Extract every line where the string "subtitle" appears.

[Excerpts from a figure dataset]
###

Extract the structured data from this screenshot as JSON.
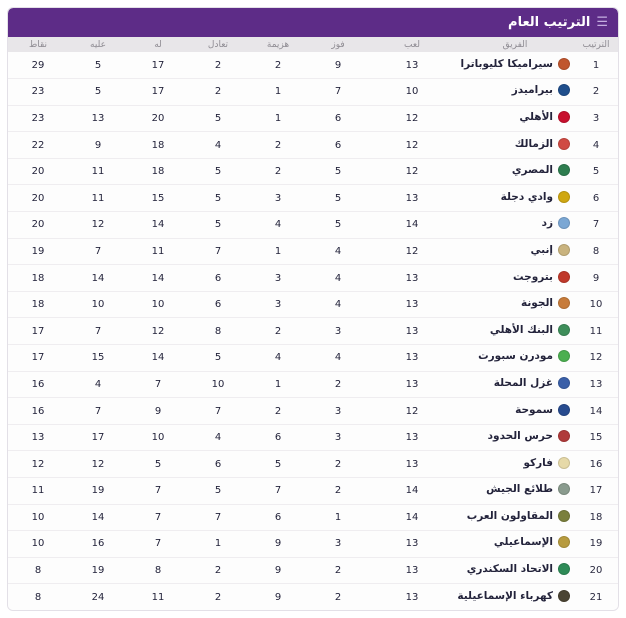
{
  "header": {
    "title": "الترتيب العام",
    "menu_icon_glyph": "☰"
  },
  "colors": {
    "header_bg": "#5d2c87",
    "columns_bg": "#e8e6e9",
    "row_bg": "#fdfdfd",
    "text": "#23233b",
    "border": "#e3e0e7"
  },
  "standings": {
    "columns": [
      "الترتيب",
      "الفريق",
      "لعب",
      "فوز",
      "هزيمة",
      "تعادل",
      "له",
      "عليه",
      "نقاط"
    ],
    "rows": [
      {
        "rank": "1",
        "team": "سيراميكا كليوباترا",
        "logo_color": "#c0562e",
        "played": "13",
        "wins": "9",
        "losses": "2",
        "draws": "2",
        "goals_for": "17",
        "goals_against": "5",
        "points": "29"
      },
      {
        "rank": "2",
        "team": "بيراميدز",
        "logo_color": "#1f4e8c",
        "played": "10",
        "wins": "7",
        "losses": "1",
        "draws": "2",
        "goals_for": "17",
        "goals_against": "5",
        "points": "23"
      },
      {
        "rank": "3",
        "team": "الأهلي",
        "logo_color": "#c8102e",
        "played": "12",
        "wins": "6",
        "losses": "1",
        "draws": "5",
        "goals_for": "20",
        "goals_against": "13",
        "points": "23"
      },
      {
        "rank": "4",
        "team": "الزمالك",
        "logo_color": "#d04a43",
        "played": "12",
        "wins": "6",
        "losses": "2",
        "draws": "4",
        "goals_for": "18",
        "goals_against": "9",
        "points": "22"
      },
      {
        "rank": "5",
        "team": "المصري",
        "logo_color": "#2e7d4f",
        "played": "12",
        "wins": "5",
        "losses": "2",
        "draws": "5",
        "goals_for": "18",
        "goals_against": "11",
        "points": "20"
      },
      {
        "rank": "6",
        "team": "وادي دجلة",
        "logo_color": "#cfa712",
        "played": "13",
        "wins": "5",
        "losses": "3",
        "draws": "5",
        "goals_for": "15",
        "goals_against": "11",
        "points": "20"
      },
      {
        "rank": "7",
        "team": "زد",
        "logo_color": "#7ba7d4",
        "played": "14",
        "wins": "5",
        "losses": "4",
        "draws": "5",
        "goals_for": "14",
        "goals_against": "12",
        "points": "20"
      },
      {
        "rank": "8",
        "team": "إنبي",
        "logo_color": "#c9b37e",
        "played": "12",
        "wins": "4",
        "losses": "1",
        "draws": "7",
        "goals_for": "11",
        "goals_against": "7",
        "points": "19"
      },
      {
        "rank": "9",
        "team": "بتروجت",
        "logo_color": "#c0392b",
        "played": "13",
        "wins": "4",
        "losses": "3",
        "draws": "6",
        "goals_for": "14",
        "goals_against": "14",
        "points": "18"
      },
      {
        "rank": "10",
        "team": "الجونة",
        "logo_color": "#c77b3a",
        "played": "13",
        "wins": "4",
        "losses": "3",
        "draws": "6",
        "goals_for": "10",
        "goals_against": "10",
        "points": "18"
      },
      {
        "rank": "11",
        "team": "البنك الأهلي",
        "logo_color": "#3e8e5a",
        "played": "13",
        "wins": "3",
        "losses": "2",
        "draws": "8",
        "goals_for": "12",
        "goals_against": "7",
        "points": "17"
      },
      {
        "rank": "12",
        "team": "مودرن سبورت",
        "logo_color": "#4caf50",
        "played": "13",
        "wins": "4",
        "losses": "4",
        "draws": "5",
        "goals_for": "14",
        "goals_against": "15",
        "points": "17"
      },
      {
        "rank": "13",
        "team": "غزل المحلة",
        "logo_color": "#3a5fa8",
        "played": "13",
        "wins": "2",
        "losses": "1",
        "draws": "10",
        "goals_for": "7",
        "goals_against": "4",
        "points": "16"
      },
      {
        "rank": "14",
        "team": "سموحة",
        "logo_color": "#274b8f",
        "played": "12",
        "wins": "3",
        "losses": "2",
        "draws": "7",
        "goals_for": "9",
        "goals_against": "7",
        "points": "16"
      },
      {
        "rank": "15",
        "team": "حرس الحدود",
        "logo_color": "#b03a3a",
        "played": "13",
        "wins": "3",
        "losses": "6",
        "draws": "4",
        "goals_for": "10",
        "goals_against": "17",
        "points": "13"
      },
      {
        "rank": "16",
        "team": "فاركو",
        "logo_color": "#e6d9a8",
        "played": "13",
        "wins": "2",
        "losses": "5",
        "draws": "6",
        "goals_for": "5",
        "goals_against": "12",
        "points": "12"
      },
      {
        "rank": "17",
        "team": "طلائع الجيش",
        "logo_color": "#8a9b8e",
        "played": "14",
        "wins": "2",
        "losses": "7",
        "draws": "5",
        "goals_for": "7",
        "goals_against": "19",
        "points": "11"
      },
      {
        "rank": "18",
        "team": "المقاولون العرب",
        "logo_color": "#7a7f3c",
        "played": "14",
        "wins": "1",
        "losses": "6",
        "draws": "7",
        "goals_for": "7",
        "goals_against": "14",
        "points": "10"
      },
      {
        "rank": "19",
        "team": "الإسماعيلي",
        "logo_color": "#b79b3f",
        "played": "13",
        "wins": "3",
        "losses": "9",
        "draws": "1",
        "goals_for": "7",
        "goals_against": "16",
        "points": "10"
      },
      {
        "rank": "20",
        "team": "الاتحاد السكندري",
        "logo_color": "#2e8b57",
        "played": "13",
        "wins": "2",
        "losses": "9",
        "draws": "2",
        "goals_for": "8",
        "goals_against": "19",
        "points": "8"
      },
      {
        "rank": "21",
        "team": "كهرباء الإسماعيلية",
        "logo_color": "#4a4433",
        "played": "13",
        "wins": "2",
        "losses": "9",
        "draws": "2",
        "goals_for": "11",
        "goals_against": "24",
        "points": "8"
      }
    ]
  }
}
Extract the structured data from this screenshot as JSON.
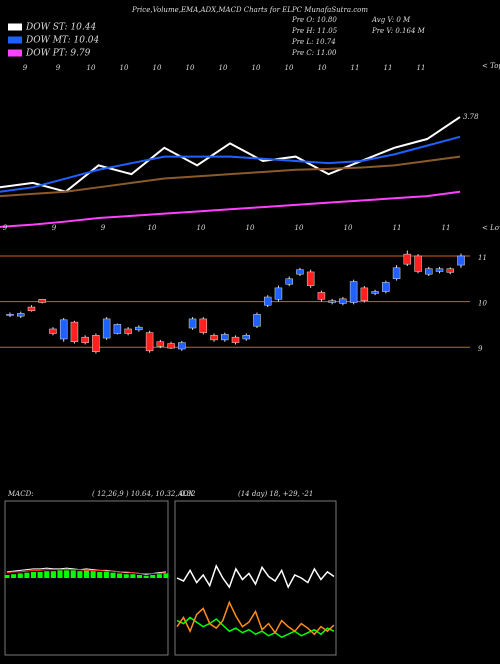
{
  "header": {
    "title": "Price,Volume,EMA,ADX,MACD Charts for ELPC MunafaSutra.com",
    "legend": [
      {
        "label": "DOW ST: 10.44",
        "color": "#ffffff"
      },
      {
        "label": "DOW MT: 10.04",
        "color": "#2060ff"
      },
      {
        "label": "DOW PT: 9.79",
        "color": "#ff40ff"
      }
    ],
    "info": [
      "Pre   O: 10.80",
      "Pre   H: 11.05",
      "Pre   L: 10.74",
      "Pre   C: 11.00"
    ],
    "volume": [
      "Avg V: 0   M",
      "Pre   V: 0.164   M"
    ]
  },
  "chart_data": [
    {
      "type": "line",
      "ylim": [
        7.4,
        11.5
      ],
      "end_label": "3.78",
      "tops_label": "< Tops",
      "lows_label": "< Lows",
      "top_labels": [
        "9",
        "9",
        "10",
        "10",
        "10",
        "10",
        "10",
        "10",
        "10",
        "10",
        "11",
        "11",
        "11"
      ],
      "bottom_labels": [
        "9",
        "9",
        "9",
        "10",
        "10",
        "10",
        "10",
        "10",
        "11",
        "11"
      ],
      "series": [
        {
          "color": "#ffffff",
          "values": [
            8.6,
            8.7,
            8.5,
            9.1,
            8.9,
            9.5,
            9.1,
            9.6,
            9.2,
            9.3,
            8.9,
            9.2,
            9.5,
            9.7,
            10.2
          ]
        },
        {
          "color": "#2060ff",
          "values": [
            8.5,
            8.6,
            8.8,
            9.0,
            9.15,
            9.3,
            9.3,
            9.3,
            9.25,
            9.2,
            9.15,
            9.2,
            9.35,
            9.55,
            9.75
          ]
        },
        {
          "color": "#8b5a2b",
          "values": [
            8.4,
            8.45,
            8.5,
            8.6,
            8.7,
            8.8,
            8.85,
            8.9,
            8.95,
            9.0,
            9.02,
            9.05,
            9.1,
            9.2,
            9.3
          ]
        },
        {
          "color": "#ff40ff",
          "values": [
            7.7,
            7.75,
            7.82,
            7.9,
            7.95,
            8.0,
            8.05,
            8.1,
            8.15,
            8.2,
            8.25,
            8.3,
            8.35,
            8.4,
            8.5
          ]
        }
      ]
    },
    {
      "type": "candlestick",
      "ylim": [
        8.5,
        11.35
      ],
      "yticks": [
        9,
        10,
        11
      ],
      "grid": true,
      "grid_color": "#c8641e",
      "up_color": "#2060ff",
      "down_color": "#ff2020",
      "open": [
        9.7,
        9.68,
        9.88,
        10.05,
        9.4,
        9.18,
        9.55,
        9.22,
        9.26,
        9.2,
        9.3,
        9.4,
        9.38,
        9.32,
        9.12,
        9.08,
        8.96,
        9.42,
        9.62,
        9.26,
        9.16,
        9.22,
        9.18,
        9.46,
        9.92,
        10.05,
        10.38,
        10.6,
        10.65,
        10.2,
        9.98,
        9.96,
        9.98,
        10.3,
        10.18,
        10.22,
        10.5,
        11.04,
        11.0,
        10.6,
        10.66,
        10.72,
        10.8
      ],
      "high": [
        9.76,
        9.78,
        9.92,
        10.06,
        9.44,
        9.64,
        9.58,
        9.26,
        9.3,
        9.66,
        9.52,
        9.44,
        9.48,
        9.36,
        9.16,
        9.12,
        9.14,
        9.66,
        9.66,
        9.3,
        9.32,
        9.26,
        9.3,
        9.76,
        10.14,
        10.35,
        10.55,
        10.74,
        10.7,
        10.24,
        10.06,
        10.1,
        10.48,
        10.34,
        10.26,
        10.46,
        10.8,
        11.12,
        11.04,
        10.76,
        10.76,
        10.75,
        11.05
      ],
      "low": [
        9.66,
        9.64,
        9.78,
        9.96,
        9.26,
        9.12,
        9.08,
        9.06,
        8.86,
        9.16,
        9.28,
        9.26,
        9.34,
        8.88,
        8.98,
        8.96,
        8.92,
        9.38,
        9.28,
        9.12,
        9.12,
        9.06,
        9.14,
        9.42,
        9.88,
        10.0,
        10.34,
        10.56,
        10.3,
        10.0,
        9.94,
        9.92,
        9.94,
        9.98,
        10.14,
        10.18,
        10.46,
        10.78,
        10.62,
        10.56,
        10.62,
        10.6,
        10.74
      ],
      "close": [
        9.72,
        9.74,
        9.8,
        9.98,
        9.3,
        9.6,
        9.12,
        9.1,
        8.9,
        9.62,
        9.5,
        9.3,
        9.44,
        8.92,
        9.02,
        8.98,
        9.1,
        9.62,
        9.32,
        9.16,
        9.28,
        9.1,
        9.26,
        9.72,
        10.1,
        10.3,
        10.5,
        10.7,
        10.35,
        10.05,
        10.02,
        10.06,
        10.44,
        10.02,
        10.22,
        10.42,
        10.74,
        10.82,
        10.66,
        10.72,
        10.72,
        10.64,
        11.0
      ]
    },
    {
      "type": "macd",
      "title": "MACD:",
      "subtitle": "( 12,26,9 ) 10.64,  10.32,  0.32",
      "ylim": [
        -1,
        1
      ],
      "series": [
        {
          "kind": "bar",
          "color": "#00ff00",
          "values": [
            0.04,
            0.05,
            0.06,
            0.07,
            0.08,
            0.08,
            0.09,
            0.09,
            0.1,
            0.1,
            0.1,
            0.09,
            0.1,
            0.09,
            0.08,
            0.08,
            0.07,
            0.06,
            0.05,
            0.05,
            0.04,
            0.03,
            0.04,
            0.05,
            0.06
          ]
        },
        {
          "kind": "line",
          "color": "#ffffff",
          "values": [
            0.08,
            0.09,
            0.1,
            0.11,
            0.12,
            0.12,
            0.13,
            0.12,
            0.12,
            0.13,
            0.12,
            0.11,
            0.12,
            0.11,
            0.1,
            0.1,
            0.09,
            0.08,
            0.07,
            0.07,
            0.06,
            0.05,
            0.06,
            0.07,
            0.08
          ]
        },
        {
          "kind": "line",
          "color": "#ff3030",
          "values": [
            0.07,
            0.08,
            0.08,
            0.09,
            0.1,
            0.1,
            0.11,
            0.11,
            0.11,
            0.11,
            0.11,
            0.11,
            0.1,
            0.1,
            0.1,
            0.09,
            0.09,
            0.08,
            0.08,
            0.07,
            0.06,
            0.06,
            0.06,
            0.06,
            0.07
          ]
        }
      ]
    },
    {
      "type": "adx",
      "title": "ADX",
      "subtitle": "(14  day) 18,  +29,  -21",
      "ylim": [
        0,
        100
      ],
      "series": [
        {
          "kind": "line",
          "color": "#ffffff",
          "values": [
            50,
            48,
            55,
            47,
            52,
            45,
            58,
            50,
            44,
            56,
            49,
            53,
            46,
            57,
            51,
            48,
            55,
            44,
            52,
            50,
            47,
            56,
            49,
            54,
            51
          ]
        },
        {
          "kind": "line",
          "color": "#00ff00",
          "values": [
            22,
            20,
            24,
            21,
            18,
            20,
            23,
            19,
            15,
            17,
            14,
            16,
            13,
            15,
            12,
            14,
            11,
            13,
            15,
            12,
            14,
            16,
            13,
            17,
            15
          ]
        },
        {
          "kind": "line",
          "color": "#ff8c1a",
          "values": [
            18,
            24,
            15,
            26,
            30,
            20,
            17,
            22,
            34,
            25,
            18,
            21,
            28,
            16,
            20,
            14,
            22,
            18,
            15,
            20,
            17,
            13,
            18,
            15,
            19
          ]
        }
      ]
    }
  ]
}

###

Result below
      "subtitle": "( 12,26,9 ) 10.64,  10.32,  0.32",
      "subtitle": "(14  day) 18,  +29,  -21",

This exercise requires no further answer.